(Given entries)
++++++++++++++++++++
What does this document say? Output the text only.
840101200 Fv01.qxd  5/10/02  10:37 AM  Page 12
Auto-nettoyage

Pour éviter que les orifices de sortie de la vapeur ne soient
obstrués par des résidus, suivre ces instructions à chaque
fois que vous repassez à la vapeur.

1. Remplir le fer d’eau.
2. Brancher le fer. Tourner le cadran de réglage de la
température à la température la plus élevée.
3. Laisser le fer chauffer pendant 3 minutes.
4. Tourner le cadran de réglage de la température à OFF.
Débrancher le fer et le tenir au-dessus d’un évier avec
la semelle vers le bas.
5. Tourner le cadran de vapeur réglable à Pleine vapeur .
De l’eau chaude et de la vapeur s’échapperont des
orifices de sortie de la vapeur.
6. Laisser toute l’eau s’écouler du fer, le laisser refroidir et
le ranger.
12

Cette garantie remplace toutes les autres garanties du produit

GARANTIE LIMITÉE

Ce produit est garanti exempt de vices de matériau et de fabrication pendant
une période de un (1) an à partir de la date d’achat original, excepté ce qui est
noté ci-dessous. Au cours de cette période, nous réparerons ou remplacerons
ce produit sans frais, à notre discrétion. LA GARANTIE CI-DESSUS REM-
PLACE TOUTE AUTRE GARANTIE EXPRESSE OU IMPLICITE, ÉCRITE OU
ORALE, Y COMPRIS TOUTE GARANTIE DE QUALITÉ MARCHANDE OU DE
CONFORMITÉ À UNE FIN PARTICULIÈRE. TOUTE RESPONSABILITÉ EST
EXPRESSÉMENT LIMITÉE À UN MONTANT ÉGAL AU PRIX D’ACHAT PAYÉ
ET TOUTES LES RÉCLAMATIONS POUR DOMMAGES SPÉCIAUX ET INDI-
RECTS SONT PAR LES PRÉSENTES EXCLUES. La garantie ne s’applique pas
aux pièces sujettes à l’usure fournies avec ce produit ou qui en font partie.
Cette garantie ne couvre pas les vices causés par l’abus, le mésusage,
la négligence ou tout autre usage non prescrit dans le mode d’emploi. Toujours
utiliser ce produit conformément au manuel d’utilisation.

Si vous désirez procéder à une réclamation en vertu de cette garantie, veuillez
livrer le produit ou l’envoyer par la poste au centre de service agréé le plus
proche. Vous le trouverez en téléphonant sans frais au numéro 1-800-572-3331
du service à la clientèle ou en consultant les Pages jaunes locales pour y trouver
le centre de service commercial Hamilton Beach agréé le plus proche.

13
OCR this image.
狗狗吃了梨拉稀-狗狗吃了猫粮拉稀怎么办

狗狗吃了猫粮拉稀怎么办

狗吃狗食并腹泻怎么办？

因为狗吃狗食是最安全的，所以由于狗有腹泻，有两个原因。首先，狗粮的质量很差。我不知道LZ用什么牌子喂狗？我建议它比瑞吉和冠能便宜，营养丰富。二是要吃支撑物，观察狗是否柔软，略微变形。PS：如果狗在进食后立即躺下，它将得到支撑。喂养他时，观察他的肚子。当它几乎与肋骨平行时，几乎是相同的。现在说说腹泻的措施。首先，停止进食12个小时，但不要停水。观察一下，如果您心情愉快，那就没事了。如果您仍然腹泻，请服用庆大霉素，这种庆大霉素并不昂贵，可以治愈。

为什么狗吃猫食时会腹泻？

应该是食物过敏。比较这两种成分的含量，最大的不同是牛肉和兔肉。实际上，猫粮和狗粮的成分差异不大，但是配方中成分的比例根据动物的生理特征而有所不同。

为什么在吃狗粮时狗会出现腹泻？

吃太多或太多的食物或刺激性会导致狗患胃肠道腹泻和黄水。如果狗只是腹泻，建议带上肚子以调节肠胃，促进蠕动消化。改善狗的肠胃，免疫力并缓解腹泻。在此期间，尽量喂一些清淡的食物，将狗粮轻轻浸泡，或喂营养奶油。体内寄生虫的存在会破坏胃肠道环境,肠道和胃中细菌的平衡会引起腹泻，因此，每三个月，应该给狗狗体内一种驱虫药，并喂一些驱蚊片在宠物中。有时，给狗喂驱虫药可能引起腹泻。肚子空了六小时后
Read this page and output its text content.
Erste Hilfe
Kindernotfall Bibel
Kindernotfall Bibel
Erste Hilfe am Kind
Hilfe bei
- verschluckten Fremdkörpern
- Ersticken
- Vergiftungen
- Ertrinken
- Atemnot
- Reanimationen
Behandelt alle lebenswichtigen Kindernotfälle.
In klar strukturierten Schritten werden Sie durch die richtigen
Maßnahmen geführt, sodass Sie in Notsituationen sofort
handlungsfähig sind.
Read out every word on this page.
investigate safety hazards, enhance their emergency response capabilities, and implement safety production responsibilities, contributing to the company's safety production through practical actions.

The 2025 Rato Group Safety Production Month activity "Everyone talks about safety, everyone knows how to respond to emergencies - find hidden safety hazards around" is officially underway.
++++++++++++++++++++
(The problem)
Using the records above, pull out each line where the word "sortie" occurs.

(Task response)
Pour éviter que les orifices de sortie de la vapeur ne soient
orifices de sortie de la vapeur.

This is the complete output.